Dataset entries:
>> START

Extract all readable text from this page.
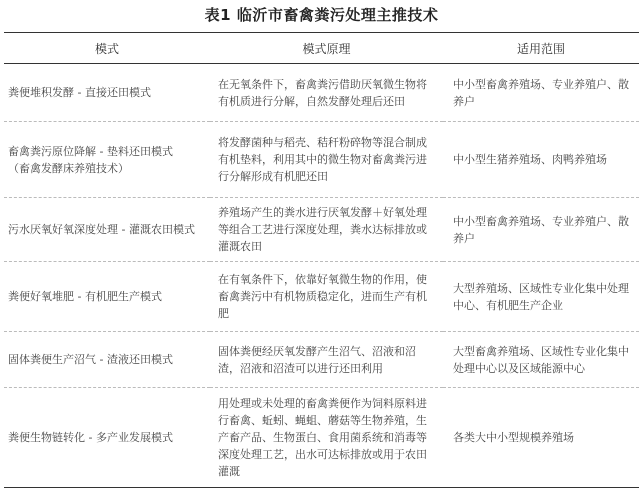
表1 临沂市畜禽粪污处理主推技术
模式	模式原理	适用范围
粪便堆积发酵 - 直接还田模式	在无氧条件下，畜禽粪污借助厌氧微生物将有机质进行分解，自然发酵处理后还田	中小型畜禽养殖场、专业养殖户、散养户

畜禽粪污原位降解 - 垫料还田模式
（畜禽发酵床养殖技术）	将发酵菌种与稻壳、秸秆粉碎物等混合制成有机垫料，利用其中的微生物对畜禽粪污进行分解形成有机肥还田	中小型生猪养殖场、肉鸭养殖场
污水厌氧好氧深度处理 - 灌溉农田模式	养殖场产生的粪水进行厌氧发酵＋好氧处理等组合工艺进行深度处理，粪水达标排放或灌溉农田	中小型畜禽养殖场、专业养殖户、散养户
粪便好氧堆肥 - 有机肥生产模式	在有氧条件下，依靠好氧微生物的作用，使畜禽粪污中有机物质稳定化，进而生产有机肥	大型养殖场、区域性专业化集中处理中心、有机肥生产企业
固体粪便生产沼气 - 渣液还田模式	固体粪便经厌氧发酵产生沼气、沼液和沼渣，沼液和沼渣可以进行还田利用	大型畜禽养殖场、区域性专业化集中处理中心以及区域能源中心
粪便生物链转化 - 多产业发展模式	用处理或未处理的畜禽粪便作为饲料原料进行畜禽、蚯蚓、蝇蛆、蘑菇等生物养殖，生产畜产品、生物蛋白、食用菌系统和消毒等深度处理工艺，出水可达标排放或用于农田灌溉	各类大中小型规模养殖场
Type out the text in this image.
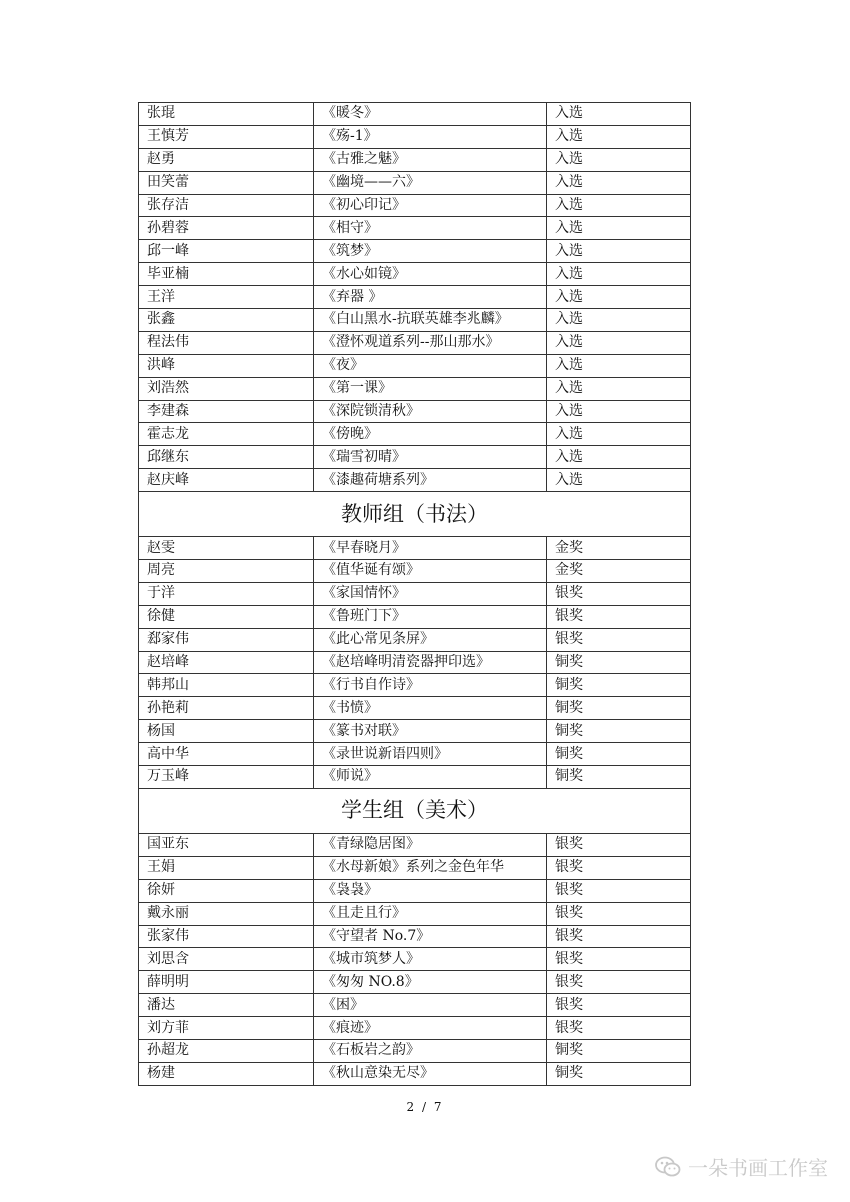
张琨	《暖冬》	入选
王慎芳	《殇-1》	入选
赵勇	《古雅之魅》	入选
田笑蕾	《幽境——六》	入选
张存洁	《初心印记》	入选
孙碧蓉	《相守》	入选
邱一峰	《筑梦》	入选
毕亚楠	《水心如镜》	入选
王洋	《弃器 》	入选
张鑫	《白山黑水-抗联英雄李兆麟》	入选
程法伟	《澄怀观道系列--那山那水》	入选
洪峰	《夜》	入选
刘浩然	《第一课》	入选
李建森	《深院锁清秋》	入选
霍志龙	《傍晚》	入选
邱继东	《瑞雪初晴》	入选
赵庆峰	《漆趣荷塘系列》	入选
教师组（书法）		
赵雯	《早春晓月》	金奖
周亮	《值华诞有颂》	金奖
于洋	《家国情怀》	银奖
徐健	《鲁班门下》	银奖
郄家伟	《此心常见条屏》	银奖
赵培峰	《赵培峰明清瓷器押印选》	铜奖
韩邦山	《行书自作诗》	铜奖
孙艳莉	《书愤》	铜奖
杨国	《篆书对联》	铜奖
高中华	《录世说新语四则》	铜奖
万玉峰	《师说》	铜奖
学生组（美术）		
国亚东	《青绿隐居图》	银奖
王娟	《水母新娘》系列之金色年华	银奖
徐妍	《袅袅》	银奖
戴永丽	《且走且行》	银奖
张家伟	《守望者 No.7》	银奖
刘思含	《城市筑梦人》	银奖
薛明明	《匆匆 NO.8》	银奖
潘达	《困》	银奖
刘方菲	《痕迹》	银奖
孙超龙	《石板岩之韵》	铜奖
杨建	《秋山意染无尽》	铜奖
2 / 7
一朵书画工作室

>> END

Instruction: The line that contains "Type out the text in this image." opens the part to copy, and the last line of the records closes it; set down those lines exactly, pictures excluded.

Right answer:
Type out the text in this image.
张琨	《暖冬》	入选
王慎芳	《殇-1》	入选
赵勇	《古雅之魅》	入选
田笑蕾	《幽境——六》	入选
张存洁	《初心印记》	入选
孙碧蓉	《相守》	入选
邱一峰	《筑梦》	入选
毕亚楠	《水心如镜》	入选
王洋	《弃器 》	入选
张鑫	《白山黑水-抗联英雄李兆麟》	入选
程法伟	《澄怀观道系列--那山那水》	入选
洪峰	《夜》	入选
刘浩然	《第一课》	入选
李建森	《深院锁清秋》	入选
霍志龙	《傍晚》	入选
邱继东	《瑞雪初晴》	入选
赵庆峰	《漆趣荷塘系列》	入选
教师组（书法）		
赵雯	《早春晓月》	金奖
周亮	《值华诞有颂》	金奖
于洋	《家国情怀》	银奖
徐健	《鲁班门下》	银奖
郄家伟	《此心常见条屏》	银奖
赵培峰	《赵培峰明清瓷器押印选》	铜奖
韩邦山	《行书自作诗》	铜奖
孙艳莉	《书愤》	铜奖
杨国	《篆书对联》	铜奖
高中华	《录世说新语四则》	铜奖
万玉峰	《师说》	铜奖
学生组（美术）		
国亚东	《青绿隐居图》	银奖
王娟	《水母新娘》系列之金色年华	银奖
徐妍	《袅袅》	银奖
戴永丽	《且走且行》	银奖
张家伟	《守望者 No.7》	银奖
刘思含	《城市筑梦人》	银奖
薛明明	《匆匆 NO.8》	银奖
潘达	《困》	银奖
刘方菲	《痕迹》	银奖
孙超龙	《石板岩之韵》	铜奖
杨建	《秋山意染无尽》	铜奖
2 / 7
一朵书画工作室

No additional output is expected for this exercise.